Keep only the lines of the listing that include the word "marker", and copy them.

◆ ◆ ◆ ◆ ◆

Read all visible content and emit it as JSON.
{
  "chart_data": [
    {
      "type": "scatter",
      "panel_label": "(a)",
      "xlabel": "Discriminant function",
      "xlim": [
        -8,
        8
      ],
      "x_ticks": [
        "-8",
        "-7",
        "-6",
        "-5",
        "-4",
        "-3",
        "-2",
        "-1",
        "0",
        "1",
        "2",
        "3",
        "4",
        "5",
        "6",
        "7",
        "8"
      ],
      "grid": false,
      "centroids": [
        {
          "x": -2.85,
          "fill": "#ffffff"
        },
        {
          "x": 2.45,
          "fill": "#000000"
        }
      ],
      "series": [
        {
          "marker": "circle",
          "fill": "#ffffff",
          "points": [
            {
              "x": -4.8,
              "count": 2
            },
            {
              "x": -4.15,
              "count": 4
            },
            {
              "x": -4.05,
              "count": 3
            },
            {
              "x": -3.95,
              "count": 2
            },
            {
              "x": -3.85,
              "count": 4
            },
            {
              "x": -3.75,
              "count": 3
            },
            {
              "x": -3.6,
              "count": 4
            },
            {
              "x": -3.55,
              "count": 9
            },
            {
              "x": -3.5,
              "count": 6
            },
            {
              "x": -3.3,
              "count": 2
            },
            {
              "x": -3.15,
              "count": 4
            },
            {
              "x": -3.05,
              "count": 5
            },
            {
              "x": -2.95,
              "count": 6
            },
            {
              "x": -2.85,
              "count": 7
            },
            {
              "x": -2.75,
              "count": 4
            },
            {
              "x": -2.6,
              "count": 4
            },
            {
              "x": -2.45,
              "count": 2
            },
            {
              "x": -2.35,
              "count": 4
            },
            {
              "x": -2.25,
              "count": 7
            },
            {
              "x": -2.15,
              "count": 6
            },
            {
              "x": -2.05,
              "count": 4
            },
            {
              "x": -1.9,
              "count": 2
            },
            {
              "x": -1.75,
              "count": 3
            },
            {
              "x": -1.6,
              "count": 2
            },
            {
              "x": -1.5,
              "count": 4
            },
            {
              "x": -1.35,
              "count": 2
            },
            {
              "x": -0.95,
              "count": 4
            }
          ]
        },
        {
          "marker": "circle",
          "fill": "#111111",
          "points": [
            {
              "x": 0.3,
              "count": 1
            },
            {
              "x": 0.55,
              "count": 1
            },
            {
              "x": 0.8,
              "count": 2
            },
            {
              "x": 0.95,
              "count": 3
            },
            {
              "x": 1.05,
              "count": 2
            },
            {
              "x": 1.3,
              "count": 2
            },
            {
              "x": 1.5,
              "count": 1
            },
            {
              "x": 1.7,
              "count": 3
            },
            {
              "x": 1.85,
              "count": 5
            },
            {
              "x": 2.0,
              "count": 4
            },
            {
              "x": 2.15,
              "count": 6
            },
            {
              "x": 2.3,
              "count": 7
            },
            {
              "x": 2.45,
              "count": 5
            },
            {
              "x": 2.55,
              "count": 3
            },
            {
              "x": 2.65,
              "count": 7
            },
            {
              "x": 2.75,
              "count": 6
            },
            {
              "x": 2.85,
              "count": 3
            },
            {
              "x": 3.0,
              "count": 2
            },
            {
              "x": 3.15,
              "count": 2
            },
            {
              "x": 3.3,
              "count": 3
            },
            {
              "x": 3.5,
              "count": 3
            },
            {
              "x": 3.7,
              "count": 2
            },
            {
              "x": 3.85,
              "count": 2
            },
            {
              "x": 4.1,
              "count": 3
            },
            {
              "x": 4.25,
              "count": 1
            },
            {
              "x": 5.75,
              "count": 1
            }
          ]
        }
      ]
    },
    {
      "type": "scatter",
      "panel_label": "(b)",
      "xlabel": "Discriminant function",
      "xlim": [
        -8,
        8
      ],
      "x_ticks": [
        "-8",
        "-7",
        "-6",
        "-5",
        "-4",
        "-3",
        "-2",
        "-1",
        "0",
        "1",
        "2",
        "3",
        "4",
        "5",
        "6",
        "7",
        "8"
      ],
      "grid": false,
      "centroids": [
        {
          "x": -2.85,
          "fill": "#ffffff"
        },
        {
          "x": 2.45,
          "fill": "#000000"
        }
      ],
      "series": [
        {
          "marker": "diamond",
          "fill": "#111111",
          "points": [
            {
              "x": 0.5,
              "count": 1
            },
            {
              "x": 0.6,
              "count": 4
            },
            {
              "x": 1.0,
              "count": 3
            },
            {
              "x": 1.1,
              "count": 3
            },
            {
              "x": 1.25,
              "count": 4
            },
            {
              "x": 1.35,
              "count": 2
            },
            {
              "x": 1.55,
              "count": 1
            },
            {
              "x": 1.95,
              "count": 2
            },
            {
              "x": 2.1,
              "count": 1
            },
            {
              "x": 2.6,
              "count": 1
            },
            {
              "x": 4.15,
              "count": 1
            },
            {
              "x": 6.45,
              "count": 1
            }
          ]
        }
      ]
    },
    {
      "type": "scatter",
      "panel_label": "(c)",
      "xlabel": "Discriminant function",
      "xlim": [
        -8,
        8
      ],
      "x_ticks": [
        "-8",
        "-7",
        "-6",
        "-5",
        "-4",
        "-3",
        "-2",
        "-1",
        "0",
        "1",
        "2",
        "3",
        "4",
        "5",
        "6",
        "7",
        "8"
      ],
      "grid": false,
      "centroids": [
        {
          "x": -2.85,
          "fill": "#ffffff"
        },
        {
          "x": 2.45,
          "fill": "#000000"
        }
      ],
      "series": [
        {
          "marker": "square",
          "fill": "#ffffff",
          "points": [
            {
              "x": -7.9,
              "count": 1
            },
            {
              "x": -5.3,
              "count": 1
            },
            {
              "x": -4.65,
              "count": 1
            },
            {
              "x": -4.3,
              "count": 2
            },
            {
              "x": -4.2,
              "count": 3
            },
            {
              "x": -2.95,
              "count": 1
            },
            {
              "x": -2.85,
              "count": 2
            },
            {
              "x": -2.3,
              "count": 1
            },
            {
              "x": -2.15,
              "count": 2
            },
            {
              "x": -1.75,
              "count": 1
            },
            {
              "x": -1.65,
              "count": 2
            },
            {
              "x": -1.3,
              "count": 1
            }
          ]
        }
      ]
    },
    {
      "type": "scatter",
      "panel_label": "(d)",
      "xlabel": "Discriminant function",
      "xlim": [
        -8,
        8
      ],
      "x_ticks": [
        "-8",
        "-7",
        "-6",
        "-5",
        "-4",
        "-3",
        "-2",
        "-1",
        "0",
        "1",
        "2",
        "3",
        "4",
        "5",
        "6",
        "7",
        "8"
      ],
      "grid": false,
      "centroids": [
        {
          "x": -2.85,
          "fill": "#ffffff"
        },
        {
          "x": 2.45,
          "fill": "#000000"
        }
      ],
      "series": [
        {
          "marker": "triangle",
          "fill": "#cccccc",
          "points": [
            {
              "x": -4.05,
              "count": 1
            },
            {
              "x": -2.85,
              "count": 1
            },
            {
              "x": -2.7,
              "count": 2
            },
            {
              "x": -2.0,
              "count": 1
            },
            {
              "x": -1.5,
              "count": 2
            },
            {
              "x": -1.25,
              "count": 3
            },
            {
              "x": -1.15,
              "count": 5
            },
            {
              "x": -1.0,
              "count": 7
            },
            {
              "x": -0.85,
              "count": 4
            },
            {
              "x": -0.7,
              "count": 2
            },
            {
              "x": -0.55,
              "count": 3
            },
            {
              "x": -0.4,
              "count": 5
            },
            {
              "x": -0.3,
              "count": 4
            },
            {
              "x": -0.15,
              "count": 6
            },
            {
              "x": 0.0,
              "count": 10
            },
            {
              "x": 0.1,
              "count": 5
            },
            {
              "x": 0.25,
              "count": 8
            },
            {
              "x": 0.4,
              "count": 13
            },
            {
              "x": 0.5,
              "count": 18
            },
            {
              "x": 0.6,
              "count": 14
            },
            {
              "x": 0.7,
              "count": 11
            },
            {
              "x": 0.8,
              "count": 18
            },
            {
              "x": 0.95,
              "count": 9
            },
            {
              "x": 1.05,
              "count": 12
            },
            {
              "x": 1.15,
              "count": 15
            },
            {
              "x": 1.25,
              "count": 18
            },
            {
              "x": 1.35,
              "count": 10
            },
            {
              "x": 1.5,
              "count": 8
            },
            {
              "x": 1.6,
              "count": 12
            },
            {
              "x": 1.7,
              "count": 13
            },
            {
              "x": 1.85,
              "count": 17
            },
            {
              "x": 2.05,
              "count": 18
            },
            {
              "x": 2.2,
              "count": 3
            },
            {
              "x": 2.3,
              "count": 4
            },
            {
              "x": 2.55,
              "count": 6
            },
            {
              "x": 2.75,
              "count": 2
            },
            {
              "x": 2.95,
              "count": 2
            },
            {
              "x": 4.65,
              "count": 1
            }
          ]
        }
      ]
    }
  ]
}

◆ ◆ ◆ ◆ ◆

FINISHED EXERCISE>
          "marker": "circle",
          "marker": "circle",
          "marker": "diamond",
          "marker": "square",
          "marker": "triangle",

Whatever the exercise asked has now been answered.